[begin Excerpt provided]

It'd be interesting to see what a combination of these two could do, and at this point I feel like a logical next step would be to provide some setting in popular ML libraries such that backprop can be switched for PCM. Being able to verify this research just be adding a single extra line for the PCM version, and perhaps replicating state-of-the-art architectures, would be quite valuable.

[+] eutropia|5 years ago|reply

Here's a more recent paper (March, 2021) which cites the above paper: https://arxiv.org/abs/2103.04689 "Predictive Coding Can Do Exact Backpropagation on Any Neural Network"

[+] abraxas|5 years ago|reply

I’m going to personally flog any researcher who titles their next paper “Predictive Coding Is All You Need”. You’ve been warned.

[+] andyxor|5 years ago|reply

the thing is about every week there is a paper published with groundbreaking claims, with this question in particular being very popular, trying to unify neuroscience and deep learning in some way, in search for computational foundations of AI. Mostly this is driven by success of DL in certain industrial applications.

[end Excerpt provided]
[begin Information shown]

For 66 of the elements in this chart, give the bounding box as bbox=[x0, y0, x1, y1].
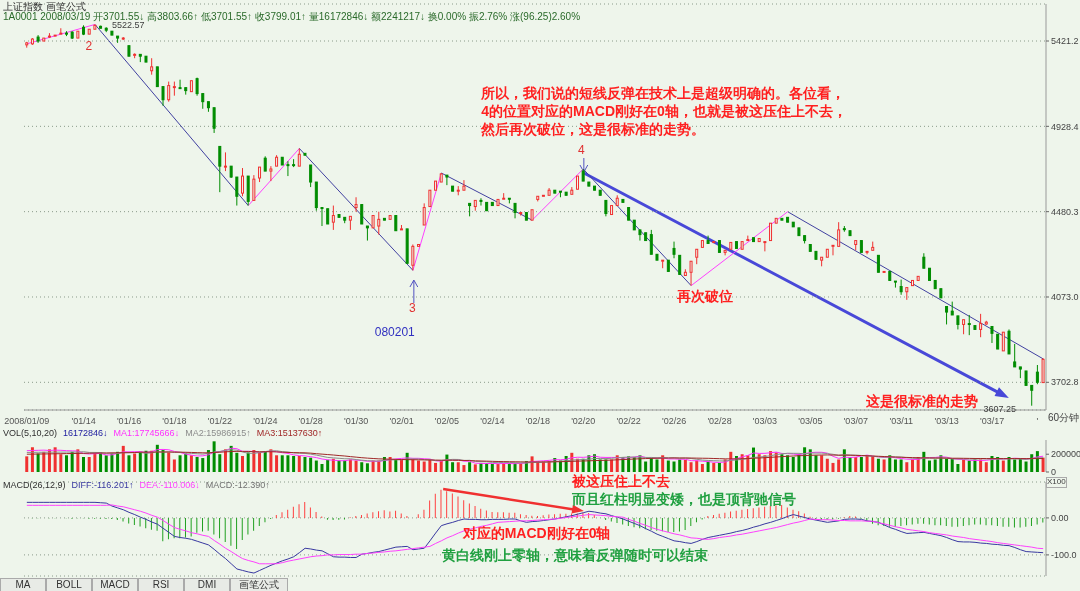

[end Information shown]

▸ **Work to do**
Resume the forum thread on predictive coding and backpropagation, carrying it on from the end of its last comment.

▸ **Answer to this problem**
Unfortunately most of these papers are heavy on theory but light on empirical evidence. If we follow the path of natural sciences, theory has to agree with evidence. Otherwise it's just another theory unconstrained by reality, or worse, pseudo-science.

[+] nl|5 years ago|reply

I don’t think anyone familiar with the field is in anyway surprised by this results.

The breakthrough seems really limited to showing it holds for graphs. We already knew this was practically true though anyway.

[+] JackFr|5 years ago|reply

My background is as an interested amateur, but

> also for making it trivial to train models in a fully distributed manner, with all learning done locally

seems like a really huge development.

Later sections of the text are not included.